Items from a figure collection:
★ ★ ★ ★

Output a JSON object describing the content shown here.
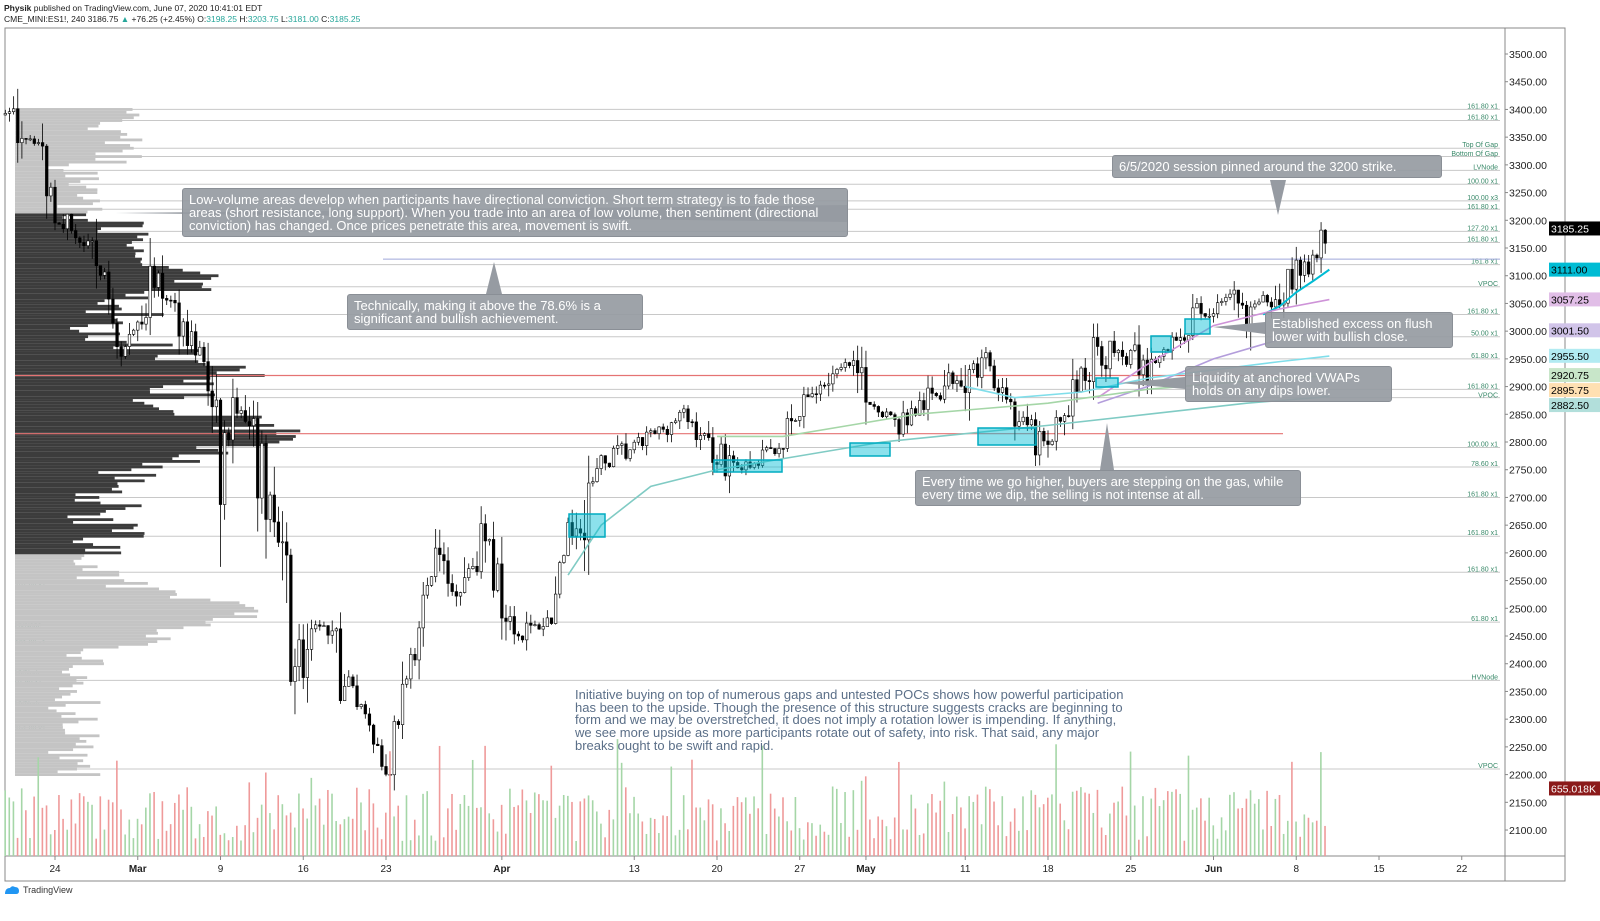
{
  "header": {
    "author": "Physik",
    "published": "published on TradingView.com, June 07, 2020 10:41:01 EDT",
    "symbol": "CME_MINI:ES1!, 240",
    "last": "3186.75",
    "change": "+76.25 (+2.45%)",
    "o_label": "O:",
    "o": "3198.25",
    "h_label": "H:",
    "h": "3203.75",
    "l_label": "L:",
    "l": "3181.00",
    "c_label": "C:",
    "c": "3185.25"
  },
  "footer": {
    "brand": "TradingView"
  },
  "colors": {
    "up": "#26a69a",
    "down": "#000000",
    "accent": "#00bcd4",
    "red_level": "#e57373",
    "note_bg": "#969ba2"
  },
  "annotations": [
    {
      "text": "Low-volume areas develop when participants have directional conviction. Short term strategy is to fade those areas (short resistance, long support). When you trade into an area of low volume, then sentiment (directional conviction) has changed. Once prices penetrate this area, movement is swift."
    },
    {
      "text": "Technically, making it above the 78.6% is a significant and bullish achievement."
    },
    {
      "text": "6/5/2020 session pinned around the 3200 strike."
    },
    {
      "text": "Established excess on flush lower with bullish close."
    },
    {
      "text": "Liquidity at anchored VWAPs holds on any dips lower."
    },
    {
      "text": "Every time we go higher, buyers are stepping on the gas, while every time we dip, the selling is not intense at all."
    },
    {
      "text": "Initiative buying on top of numerous gaps and untested POCs shows how powerful participation has been to the upside. Though the presence of this structure suggests cracks are beginning to form and we may be overstretched, it does not imply a rotation lower is impending. If anything, we see more upside as more participants rotate out of safety, into risk. That said, any major breaks ought to be swift and rapid."
    }
  ],
  "chart_data": {
    "type": "candlestick",
    "title": "CME_MINI:ES1!, 240",
    "ylim": [
      2050,
      3550
    ],
    "y_ticks": [
      "3500.00",
      "3450.00",
      "3400.00",
      "3350.00",
      "3300.00",
      "3250.00",
      "3200.00",
      "3150.00",
      "3100.00",
      "3050.00",
      "3000.00",
      "2950.00",
      "2900.00",
      "2850.00",
      "2800.00",
      "2750.00",
      "2700.00",
      "2650.00",
      "2600.00",
      "2550.00",
      "2500.00",
      "2450.00",
      "2400.00",
      "2350.00",
      "2300.00",
      "2250.00",
      "2200.00",
      "2150.00",
      "2100.00"
    ],
    "x_ticks": [
      {
        "label": "24",
        "day": 0
      },
      {
        "label": "Mar",
        "day": 5
      },
      {
        "label": "9",
        "day": 10
      },
      {
        "label": "16",
        "day": 15
      },
      {
        "label": "23",
        "day": 20
      },
      {
        "label": "Apr",
        "day": 27
      },
      {
        "label": "13",
        "day": 35
      },
      {
        "label": "20",
        "day": 40
      },
      {
        "label": "27",
        "day": 45
      },
      {
        "label": "May",
        "day": 49
      },
      {
        "label": "11",
        "day": 55
      },
      {
        "label": "18",
        "day": 60
      },
      {
        "label": "25",
        "day": 65
      },
      {
        "label": "Jun",
        "day": 70
      },
      {
        "label": "8",
        "day": 75
      },
      {
        "label": "15",
        "day": 80
      },
      {
        "label": "22",
        "day": 85
      }
    ],
    "price_path": [
      [
        -3,
        3390
      ],
      [
        -1,
        3340
      ],
      [
        0,
        3230
      ],
      [
        3,
        3100
      ],
      [
        4,
        2950
      ],
      [
        6,
        3100
      ],
      [
        8,
        3000
      ],
      [
        9,
        2950
      ],
      [
        10,
        2750
      ],
      [
        11,
        2870
      ],
      [
        13,
        2700
      ],
      [
        14,
        2500
      ],
      [
        15,
        2400
      ],
      [
        16,
        2480
      ],
      [
        18,
        2350
      ],
      [
        19,
        2300
      ],
      [
        20,
        2200
      ],
      [
        21,
        2330
      ],
      [
        23,
        2600
      ],
      [
        24,
        2530
      ],
      [
        26,
        2620
      ],
      [
        28,
        2450
      ],
      [
        30,
        2480
      ],
      [
        31,
        2620
      ],
      [
        33,
        2760
      ],
      [
        35,
        2790
      ],
      [
        38,
        2850
      ],
      [
        40,
        2780
      ],
      [
        42,
        2750
      ],
      [
        44,
        2800
      ],
      [
        46,
        2900
      ],
      [
        48,
        2940
      ],
      [
        49,
        2880
      ],
      [
        51,
        2830
      ],
      [
        53,
        2880
      ],
      [
        55,
        2940
      ],
      [
        57,
        2920
      ],
      [
        58,
        2850
      ],
      [
        60,
        2780
      ],
      [
        61,
        2860
      ],
      [
        63,
        2960
      ],
      [
        65,
        2950
      ],
      [
        66,
        2930
      ],
      [
        67,
        2960
      ],
      [
        69,
        3030
      ],
      [
        71,
        3050
      ],
      [
        72,
        3030
      ],
      [
        74,
        3080
      ],
      [
        76,
        3120
      ],
      [
        77,
        3185
      ]
    ],
    "price_badges": [
      {
        "value": "3185.25",
        "price": 3185.25,
        "bg": "#000000",
        "fg": "#ffffff"
      },
      {
        "value": "3111.00",
        "price": 3111,
        "bg": "#00bcd4",
        "fg": "#000000"
      },
      {
        "value": "3057.25",
        "price": 3057.25,
        "bg": "#e1bee7",
        "fg": "#000000"
      },
      {
        "value": "3001.50",
        "price": 3001.5,
        "bg": "#d1c4e9",
        "fg": "#000000"
      },
      {
        "value": "2955.50",
        "price": 2955.5,
        "bg": "#b2ebf2",
        "fg": "#000000"
      },
      {
        "value": "2920.75",
        "price": 2920.75,
        "bg": "#c8e6c9",
        "fg": "#000000"
      },
      {
        "value": "2895.75",
        "price": 2895.75,
        "bg": "#ffe0b2",
        "fg": "#000000"
      },
      {
        "value": "2882.50",
        "price": 2882.5,
        "bg": "#b2dfdb",
        "fg": "#000000"
      },
      {
        "value": "655.018K",
        "price": 2175,
        "bg": "#8b1a1a",
        "fg": "#ffffff"
      }
    ],
    "vwaps": [
      {
        "color": "#00bcd4",
        "anchor_day": 73,
        "points": [
          [
            73,
            3030
          ],
          [
            74,
            3045
          ],
          [
            75,
            3070
          ],
          [
            76,
            3090
          ],
          [
            77,
            3111
          ]
        ]
      },
      {
        "color": "#ce93d8",
        "anchor_day": 63,
        "points": [
          [
            63,
            2880
          ],
          [
            66,
            2940
          ],
          [
            70,
            3010
          ],
          [
            74,
            3040
          ],
          [
            77,
            3057
          ]
        ]
      },
      {
        "color": "#b39ddb",
        "anchor_day": 63,
        "points": [
          [
            63,
            2870
          ],
          [
            66,
            2900
          ],
          [
            70,
            2950
          ],
          [
            74,
            2985
          ],
          [
            77,
            3001
          ]
        ]
      },
      {
        "color": "#80deea",
        "anchor_day": 58,
        "points": [
          [
            55,
            2900
          ],
          [
            58,
            2880
          ],
          [
            62,
            2890
          ],
          [
            66,
            2915
          ],
          [
            70,
            2930
          ],
          [
            74,
            2945
          ],
          [
            77,
            2955
          ]
        ]
      },
      {
        "color": "#a5d6a7",
        "anchor_day": 40,
        "points": [
          [
            40,
            2810
          ],
          [
            44,
            2810
          ],
          [
            48,
            2830
          ],
          [
            52,
            2850
          ],
          [
            56,
            2860
          ],
          [
            60,
            2870
          ],
          [
            66,
            2895
          ],
          [
            72,
            2910
          ],
          [
            77,
            2920
          ]
        ]
      },
      {
        "color": "#80cbc4",
        "anchor_day": 31,
        "points": [
          [
            31,
            2560
          ],
          [
            33,
            2650
          ],
          [
            36,
            2720
          ],
          [
            40,
            2750
          ],
          [
            45,
            2775
          ],
          [
            50,
            2800
          ],
          [
            55,
            2815
          ],
          [
            60,
            2830
          ],
          [
            66,
            2850
          ],
          [
            72,
            2870
          ],
          [
            77,
            2882
          ]
        ]
      }
    ],
    "levels": [
      {
        "price": 3400,
        "label": "161.80 x1"
      },
      {
        "price": 3380,
        "label": "161.80 x1"
      },
      {
        "price": 3330,
        "label": "Top Of Gap"
      },
      {
        "price": 3315,
        "label": "Bottom Of Gap"
      },
      {
        "price": 3290,
        "label": "LVNode"
      },
      {
        "price": 3265,
        "label": "100.00 x1"
      },
      {
        "price": 3235,
        "label": "100.00 x3"
      },
      {
        "price": 3220,
        "label": "161.80 x1"
      },
      {
        "price": 3180,
        "label": "127.20 x1"
      },
      {
        "price": 3160,
        "label": "161.80 x1"
      },
      {
        "price": 3120,
        "label": "161.8 x1"
      },
      {
        "price": 3080,
        "label": "VPOC"
      },
      {
        "price": 3030,
        "label": "161.80 x1"
      },
      {
        "price": 2990,
        "label": "50.00 x1"
      },
      {
        "price": 2950,
        "label": "61.80 x1"
      },
      {
        "price": 2895,
        "label": "161.80 x1"
      },
      {
        "price": 2880,
        "label": "VPOC"
      },
      {
        "price": 2790,
        "label": "100.00 x1"
      },
      {
        "price": 2755,
        "label": "78.60 x1"
      },
      {
        "price": 2700,
        "label": "161.80 x1"
      },
      {
        "price": 2630,
        "label": "161.80 x1"
      },
      {
        "price": 2565,
        "label": "161.80 x1"
      },
      {
        "price": 2475,
        "label": "61.80 x1"
      },
      {
        "price": 2370,
        "label": "HVNode"
      },
      {
        "price": 2210,
        "label": "VPOC"
      }
    ],
    "red_levels": [
      2920,
      2815
    ],
    "purple_level": 3130,
    "profile_poc": 2815,
    "left_labels": [
      {
        "price": 2540,
        "label": "161.80 x1"
      },
      {
        "price": 2465,
        "label": "HVNode"
      },
      {
        "price": 2435,
        "label": "161.80 x1"
      },
      {
        "price": 2380,
        "label": "HVNode"
      },
      {
        "price": 2370,
        "label": "61.80 x1"
      },
      {
        "price": 2325,
        "label": "HVNode"
      },
      {
        "price": 2280,
        "label": "161.80 x1"
      }
    ],
    "volume_last": "655.018K"
  }
}
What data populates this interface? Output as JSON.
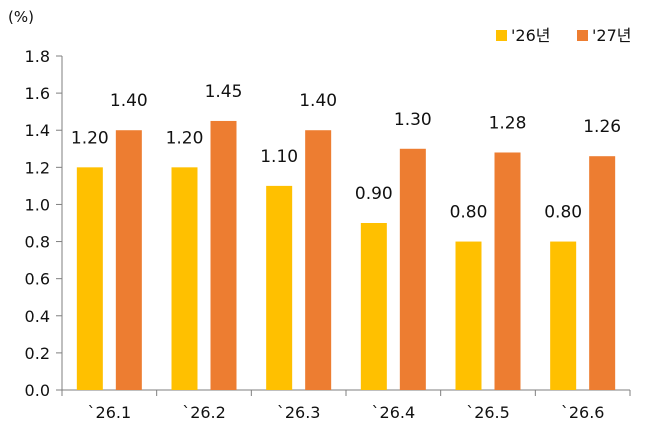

★ ★ ★ ★

**What this task involves**
Look through the entries above and report the number of lines that contain "lower". Write only the number.

**Right answer**
3